What you need to do: Transcribe each entry below exactly. Pictures do not go in the copy.

Extracted information:
+++

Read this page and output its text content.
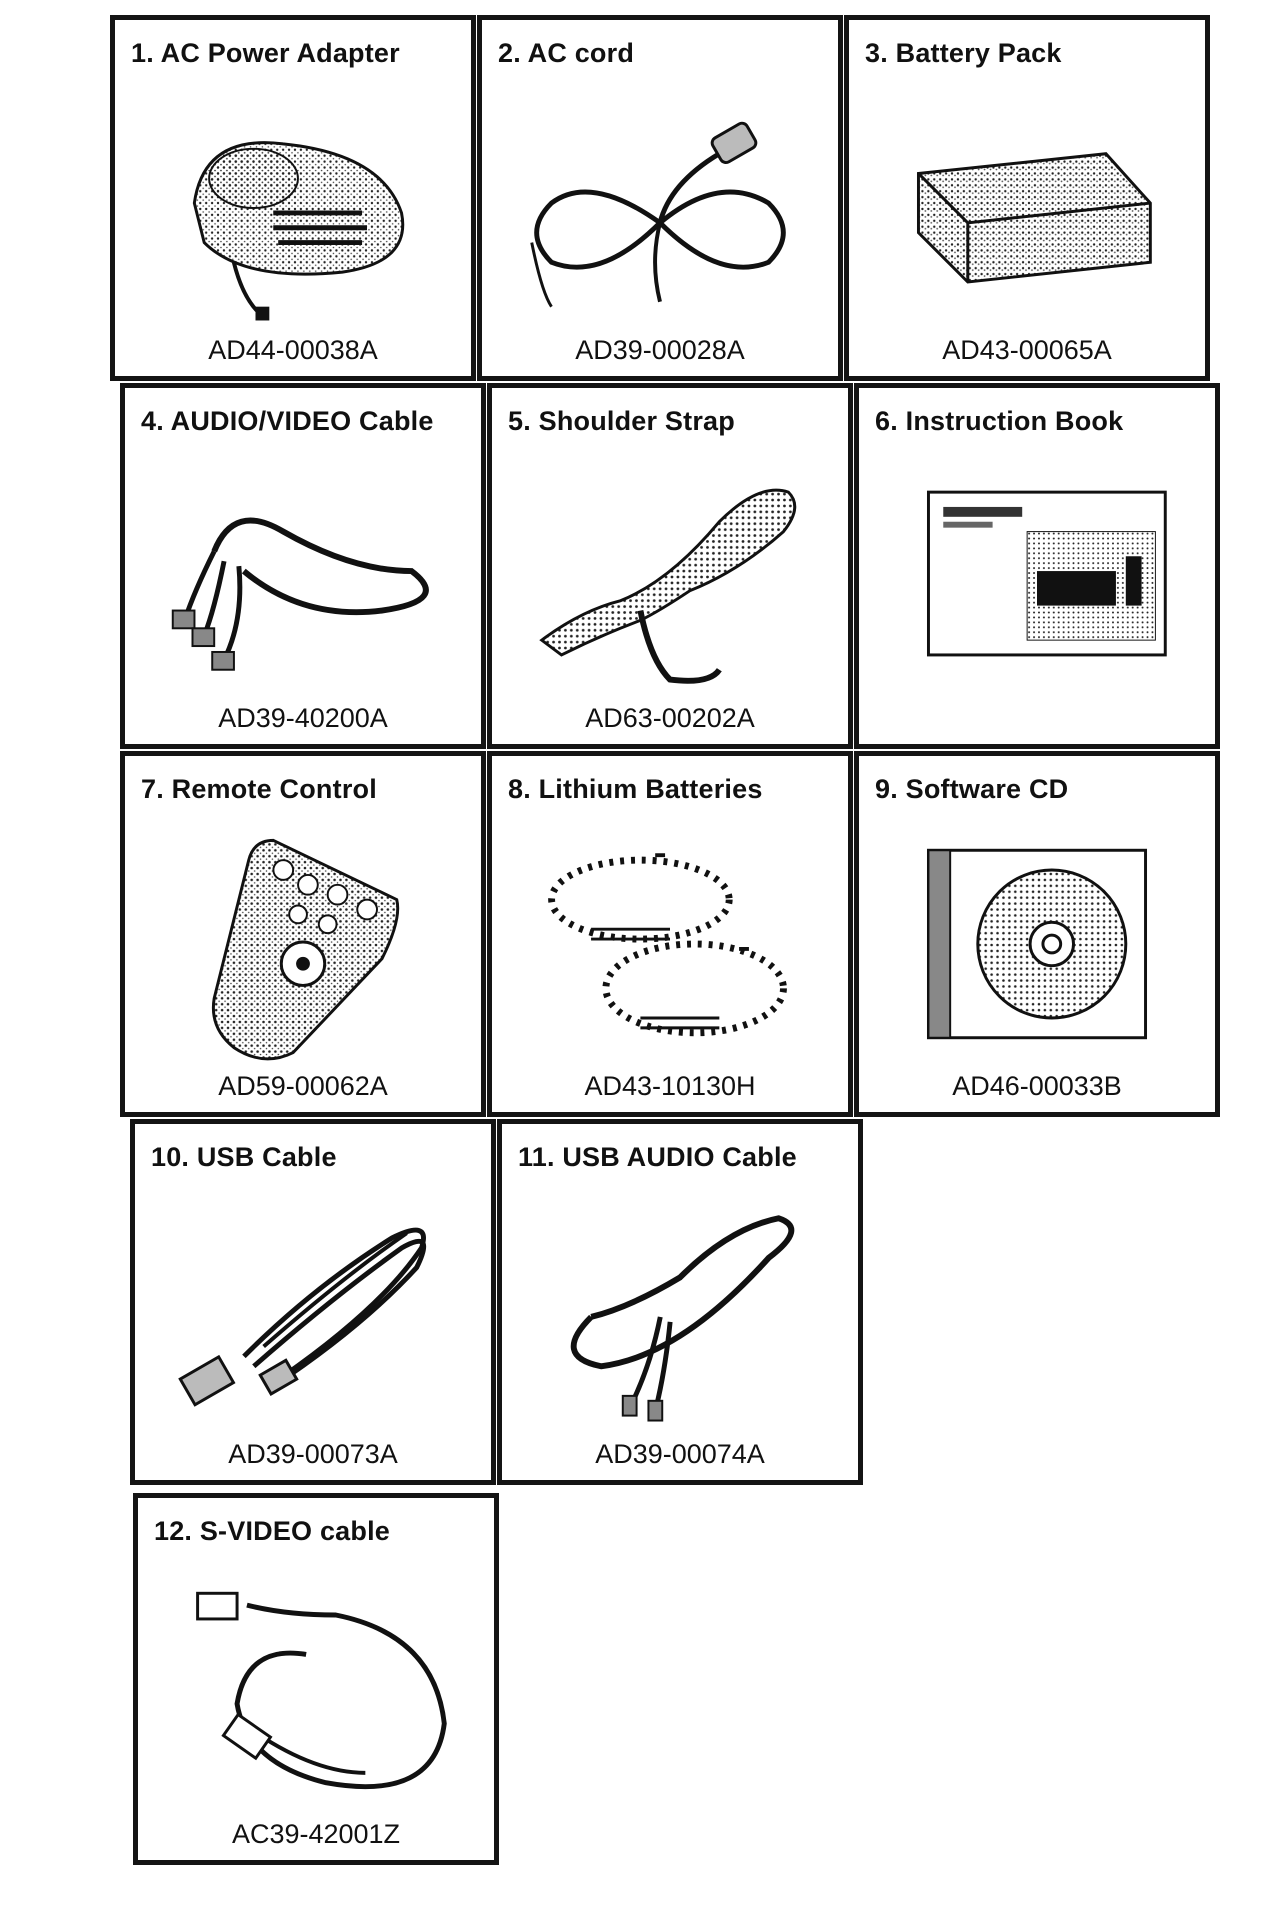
1. AC Power Adapter
AD44-00038A
2. AC cord
AD39-00028A
3. Battery Pack
AD43-00065A
4. AUDIO/VIDEO Cable
AD39-40200A
5. Shoulder Strap
AD63-00202A
6. Instruction Book
7. Remote Control
AD59-00062A
8. Lithium Batteries
AD43-10130H
9. Software CD
AD46-00033B
10. USB Cable
AD39-00073A
11. USB AUDIO Cable
AD39-00074A
12. S-VIDEO cable
AC39-42001Z
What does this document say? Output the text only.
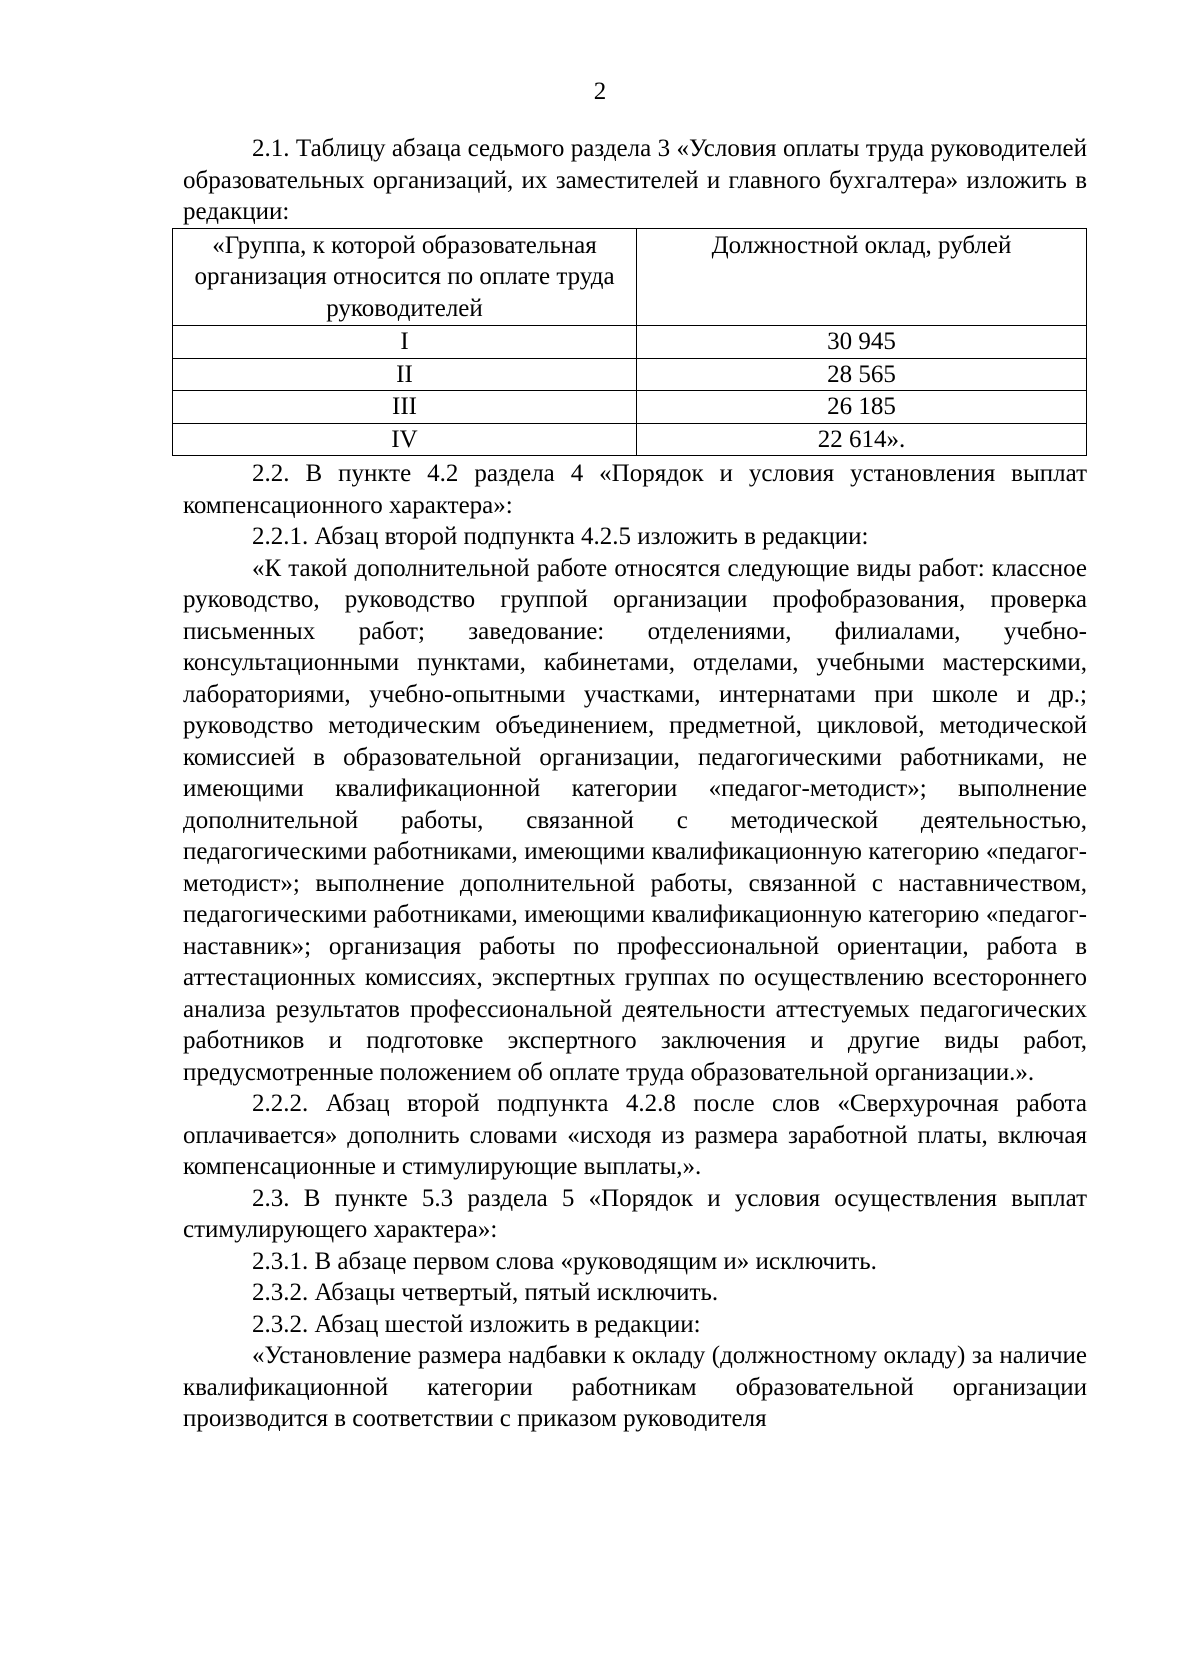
2

2.1. Таблицу абзаца седьмого раздела 3 «Условия оплаты труда руководителей образовательных организаций, их заместителей и главного бухгалтера» изложить в редакции:

«Группа, к которой образовательная организация относится по оплате труда руководителей	Должностной оклад, рублей
I	30 945
II	28 565
III	26 185
IV	22 614».

2.2. В пункте 4.2 раздела 4 «Порядок и условия установления выплат компенсационного характера»:

2.2.1. Абзац второй подпункта 4.2.5 изложить в редакции:

«К такой дополнительной работе относятся следующие виды работ: классное руководство, руководство группой организации профобразования, проверка письменных работ; заведование: отделениями, филиалами, учебно-консультационными пунктами, кабинетами, отделами, учебными мастерскими, лабораториями, учебно-опытными участками, интернатами при школе и др.; руководство методическим объединением, предметной, цикловой, методической комиссией в образовательной организации, педагогическими работниками, не имеющими квалификационной категории «педагог-методист»; выполнение дополнительной работы, связанной с методической деятельностью, педагогическими работниками, имеющими квалификационную категорию «педагог-методист»; выполнение дополнительной работы, связанной с наставничеством, педагогическими работниками, имеющими квалификационную категорию «педагог-наставник»; организация работы по профессиональной ориентации, работа в аттестационных комиссиях, экспертных группах по осуществлению всестороннего анализа результатов профессиональной деятельности аттестуемых педагогических работников и подготовке экспертного заключения и другие виды работ, предусмотренные положением об оплате труда образовательной организации.».

2.2.2. Абзац второй подпункта 4.2.8 после слов «Сверхурочная работа оплачивается» дополнить словами «исходя из размера заработной платы, включая компенсационные и стимулирующие выплаты,».

2.3. В пункте 5.3 раздела 5 «Порядок и условия осуществления выплат стимулирующего характера»:

2.3.1. В абзаце первом слова «руководящим и» исключить.

2.3.2. Абзацы четвертый, пятый исключить.

2.3.2. Абзац шестой изложить в редакции:

«Установление размера надбавки к окладу (должностному окладу) за наличие квалификационной категории работникам образовательной организации производится в соответствии с приказом руководителя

+++

Task result:
Read this page and output its text content.
1. AC Power Adapter
AD44-00038A
2. AC cord
AD39-00028A
3. Battery Pack
AD43-00065A
4. AUDIO/VIDEO Cable
AD39-40200A
5. Shoulder Strap
AD63-00202A
6. Instruction Book
7. Remote Control
AD59-00062A
8. Lithium Batteries
AD43-10130H
9. Software CD
AD46-00033B
10. USB Cable
AD39-00073A
11. USB AUDIO Cable
AD39-00074A
12. S-VIDEO cable
AC39-42001Z
What does this document say? Output the text only.
2

2.1. Таблицу абзаца седьмого раздела 3 «Условия оплаты труда руководителей образовательных организаций, их заместителей и главного бухгалтера» изложить в редакции:

«Группа, к которой образовательная организация относится по оплате труда руководителей	Должностной оклад, рублей
I	30 945
II	28 565
III	26 185
IV	22 614».

2.2. В пункте 4.2 раздела 4 «Порядок и условия установления выплат компенсационного характера»:

2.2.1. Абзац второй подпункта 4.2.5 изложить в редакции:

«К такой дополнительной работе относятся следующие виды работ: классное руководство, руководство группой организации профобразования, проверка письменных работ; заведование: отделениями, филиалами, учебно-консультационными пунктами, кабинетами, отделами, учебными мастерскими, лабораториями, учебно-опытными участками, интернатами при школе и др.; руководство методическим объединением, предметной, цикловой, методической комиссией в образовательной организации, педагогическими работниками, не имеющими квалификационной категории «педагог-методист»; выполнение дополнительной работы, связанной с методической деятельностью, педагогическими работниками, имеющими квалификационную категорию «педагог-методист»; выполнение дополнительной работы, связанной с наставничеством, педагогическими работниками, имеющими квалификационную категорию «педагог-наставник»; организация работы по профессиональной ориентации, работа в аттестационных комиссиях, экспертных группах по осуществлению всестороннего анализа результатов профессиональной деятельности аттестуемых педагогических работников и подготовке экспертного заключения и другие виды работ, предусмотренные положением об оплате труда образовательной организации.».

2.2.2. Абзац второй подпункта 4.2.8 после слов «Сверхурочная работа оплачивается» дополнить словами «исходя из размера заработной платы, включая компенсационные и стимулирующие выплаты,».

2.3. В пункте 5.3 раздела 5 «Порядок и условия осуществления выплат стимулирующего характера»:

2.3.1. В абзаце первом слова «руководящим и» исключить.

2.3.2. Абзацы четвертый, пятый исключить.

2.3.2. Абзац шестой изложить в редакции:

«Установление размера надбавки к окладу (должностному окладу) за наличие квалификационной категории работникам образовательной организации производится в соответствии с приказом руководителя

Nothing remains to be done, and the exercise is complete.